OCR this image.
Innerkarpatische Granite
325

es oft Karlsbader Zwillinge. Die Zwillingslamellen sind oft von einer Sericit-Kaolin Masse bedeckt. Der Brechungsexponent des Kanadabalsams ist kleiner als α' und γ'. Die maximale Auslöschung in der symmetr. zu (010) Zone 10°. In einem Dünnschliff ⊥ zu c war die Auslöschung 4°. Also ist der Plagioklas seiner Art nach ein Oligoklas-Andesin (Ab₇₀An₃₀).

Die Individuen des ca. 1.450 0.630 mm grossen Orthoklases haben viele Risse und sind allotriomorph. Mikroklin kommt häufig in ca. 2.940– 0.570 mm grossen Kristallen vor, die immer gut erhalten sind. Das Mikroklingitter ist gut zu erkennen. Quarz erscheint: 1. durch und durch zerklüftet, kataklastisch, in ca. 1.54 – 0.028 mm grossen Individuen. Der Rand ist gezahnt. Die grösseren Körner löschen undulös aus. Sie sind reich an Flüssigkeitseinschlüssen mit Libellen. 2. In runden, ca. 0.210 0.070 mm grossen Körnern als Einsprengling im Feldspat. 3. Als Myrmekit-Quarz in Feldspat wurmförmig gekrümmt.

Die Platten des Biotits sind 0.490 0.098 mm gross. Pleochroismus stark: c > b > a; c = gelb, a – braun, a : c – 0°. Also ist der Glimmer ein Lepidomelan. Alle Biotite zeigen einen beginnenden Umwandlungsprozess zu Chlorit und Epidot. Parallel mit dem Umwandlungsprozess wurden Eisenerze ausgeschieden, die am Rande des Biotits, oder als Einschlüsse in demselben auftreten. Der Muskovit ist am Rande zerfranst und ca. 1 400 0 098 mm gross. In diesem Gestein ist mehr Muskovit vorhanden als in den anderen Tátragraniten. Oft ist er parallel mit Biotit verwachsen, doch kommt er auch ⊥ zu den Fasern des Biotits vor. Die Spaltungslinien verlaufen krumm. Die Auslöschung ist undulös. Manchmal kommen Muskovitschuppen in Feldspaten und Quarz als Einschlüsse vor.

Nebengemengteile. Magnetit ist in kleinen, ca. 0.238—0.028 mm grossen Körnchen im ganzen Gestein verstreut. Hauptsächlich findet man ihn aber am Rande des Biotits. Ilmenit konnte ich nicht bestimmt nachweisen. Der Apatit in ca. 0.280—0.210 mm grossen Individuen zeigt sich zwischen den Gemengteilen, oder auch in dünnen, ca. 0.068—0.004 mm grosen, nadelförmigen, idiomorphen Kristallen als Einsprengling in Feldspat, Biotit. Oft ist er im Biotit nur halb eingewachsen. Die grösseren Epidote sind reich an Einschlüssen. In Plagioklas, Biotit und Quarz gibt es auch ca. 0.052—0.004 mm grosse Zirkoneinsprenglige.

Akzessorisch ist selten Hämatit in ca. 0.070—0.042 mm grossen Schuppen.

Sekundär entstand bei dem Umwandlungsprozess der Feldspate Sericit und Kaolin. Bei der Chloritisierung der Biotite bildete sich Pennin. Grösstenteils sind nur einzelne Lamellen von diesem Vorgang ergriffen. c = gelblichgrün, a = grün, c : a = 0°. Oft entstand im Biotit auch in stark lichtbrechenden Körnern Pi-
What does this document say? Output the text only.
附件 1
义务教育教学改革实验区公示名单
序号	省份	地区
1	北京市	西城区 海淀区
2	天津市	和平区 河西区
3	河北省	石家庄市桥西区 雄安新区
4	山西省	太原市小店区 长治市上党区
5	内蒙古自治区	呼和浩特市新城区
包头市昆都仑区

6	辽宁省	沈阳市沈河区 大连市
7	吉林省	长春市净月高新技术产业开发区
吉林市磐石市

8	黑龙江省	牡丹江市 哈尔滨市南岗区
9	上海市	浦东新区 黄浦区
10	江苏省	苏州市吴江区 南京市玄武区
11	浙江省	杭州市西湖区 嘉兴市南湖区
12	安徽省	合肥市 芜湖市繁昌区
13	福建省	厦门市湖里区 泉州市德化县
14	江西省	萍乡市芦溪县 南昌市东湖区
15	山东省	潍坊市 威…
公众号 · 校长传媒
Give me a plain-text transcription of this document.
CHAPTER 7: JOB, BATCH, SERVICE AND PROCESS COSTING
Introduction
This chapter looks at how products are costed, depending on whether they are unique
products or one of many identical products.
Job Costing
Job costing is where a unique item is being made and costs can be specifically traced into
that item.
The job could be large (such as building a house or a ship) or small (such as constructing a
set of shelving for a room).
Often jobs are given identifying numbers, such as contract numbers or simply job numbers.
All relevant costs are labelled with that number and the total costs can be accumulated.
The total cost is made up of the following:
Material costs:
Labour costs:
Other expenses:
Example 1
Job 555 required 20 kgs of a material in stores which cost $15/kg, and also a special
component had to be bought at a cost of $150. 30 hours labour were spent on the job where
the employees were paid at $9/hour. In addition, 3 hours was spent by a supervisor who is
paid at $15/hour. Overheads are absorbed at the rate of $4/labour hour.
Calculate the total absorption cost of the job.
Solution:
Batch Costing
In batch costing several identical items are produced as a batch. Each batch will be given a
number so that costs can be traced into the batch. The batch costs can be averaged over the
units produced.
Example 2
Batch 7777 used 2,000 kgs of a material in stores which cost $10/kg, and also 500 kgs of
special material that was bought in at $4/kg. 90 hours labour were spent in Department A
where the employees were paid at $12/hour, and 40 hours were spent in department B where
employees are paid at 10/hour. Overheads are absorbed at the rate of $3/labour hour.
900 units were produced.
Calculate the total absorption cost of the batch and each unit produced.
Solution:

* PROBLEM REQUIREMENTS: Show the lines of the material that contain the word "Kaolin".

* ANSWER FOR THIS EXERCISE:
es oft Karlsbader Zwillinge. Die Zwillingslamellen sind oft von einer Sericit-Kaolin Masse bedeckt. Der Brechungsexponent des Kanadabalsams ist kleiner als α' und γ'. Die maximale Auslöschung in der symmetr. zu (010) Zone 10°. In einem Dünnschliff ⊥ zu c war die Auslöschung 4°. Also ist der Plagioklas seiner Art nach ein Oligoklas-Andesin (Ab₇₀An₃₀).
Sekundär entstand bei dem Umwandlungsprozess der Feldspate Sericit und Kaolin. Bei der Chloritisierung der Biotite bildete sich Pennin. Grösstenteils sind nur einzelne Lamellen von diesem Vorgang ergriffen. c = gelblichgrün, a = grün, c : a = 0°. Oft entstand im Biotit auch in stark lichtbrechenden Körnern Pi-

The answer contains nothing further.